Repeat, exactly and in full, the lines of the listing below, but without any pictures.

-------- Records to process --------

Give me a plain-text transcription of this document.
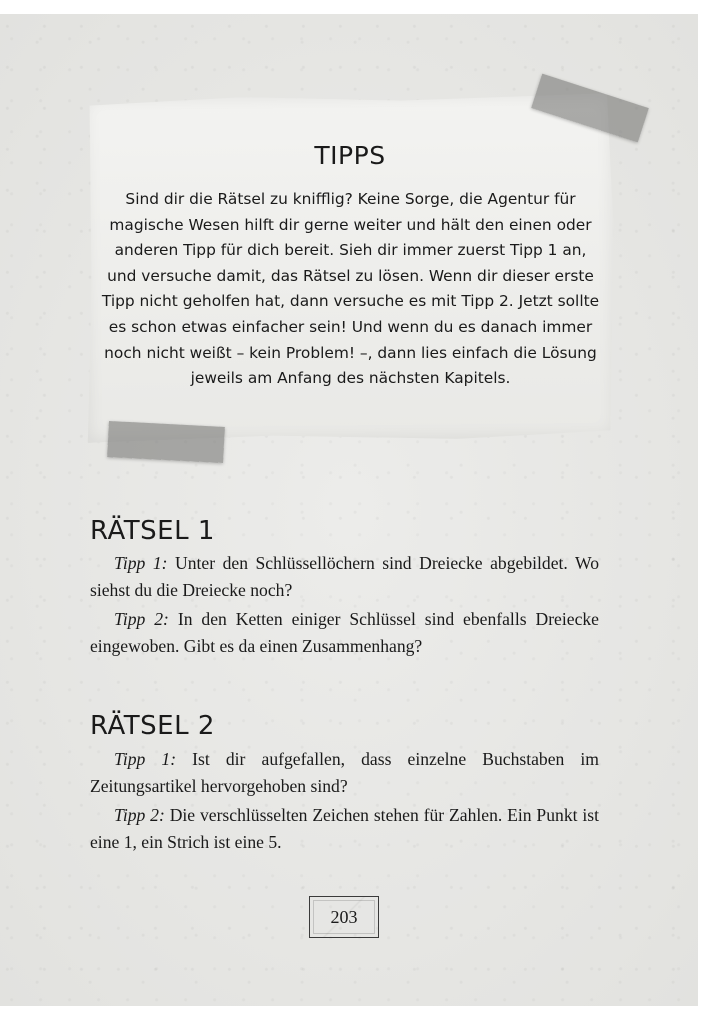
TIPPS

Sind dir die Rätsel zu knifflig? Keine Sorge, die Agentur für magische Wesen hilft dir gerne weiter und hält den einen oder anderen Tipp für dich bereit. Sieh dir immer zuerst Tipp 1 an, und versuche damit, das Rätsel zu lösen. Wenn dir dieser erste Tipp nicht geholfen hat, dann versuche es mit Tipp 2. Jetzt sollte es schon etwas einfacher sein! Und wenn du es danach immer noch nicht weißt – kein Problem! –, dann lies einfach die Lösung jeweils am Anfang des nächsten Kapitels.

RÄTSEL 1

Tipp 1: Unter den Schlüssellöchern sind Dreiecke abgebildet. Wo siehst du die Dreiecke noch?

Tipp 2: In den Ketten einiger Schlüssel sind ebenfalls Dreiecke eingewoben. Gibt es da einen Zusammenhang?

RÄTSEL 2

Tipp 1: Ist dir aufgefallen, dass einzelne Buchstaben im Zeitungsartikel hervorgehoben sind?

Tipp 2: Die verschlüsselten Zeichen stehen für Zahlen. Ein Punkt ist eine 1, ein Strich ist eine 5.

203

--------

Task response:
Give me a plain-text transcription of this document.
TIPPS

Sind dir die Rätsel zu knifflig? Keine Sorge, die Agentur für magische Wesen hilft dir gerne weiter und hält den einen oder anderen Tipp für dich bereit. Sieh dir immer zuerst Tipp 1 an, und versuche damit, das Rätsel zu lösen. Wenn dir dieser erste Tipp nicht geholfen hat, dann versuche es mit Tipp 2. Jetzt sollte es schon etwas einfacher sein! Und wenn du es danach immer noch nicht weißt – kein Problem! –, dann lies einfach die Lösung jeweils am Anfang des nächsten Kapitels.

RÄTSEL 1

Tipp 1: Unter den Schlüssellöchern sind Dreiecke abgebildet. Wo siehst du die Dreiecke noch?

Tipp 2: In den Ketten einiger Schlüssel sind ebenfalls Dreiecke eingewoben. Gibt es da einen Zusammenhang?

RÄTSEL 2

Tipp 1: Ist dir aufgefallen, dass einzelne Buchstaben im Zeitungsartikel hervorgehoben sind?

Tipp 2: Die verschlüsselten Zeichen stehen für Zahlen. Ein Punkt ist eine 1, ein Strich ist eine 5.

203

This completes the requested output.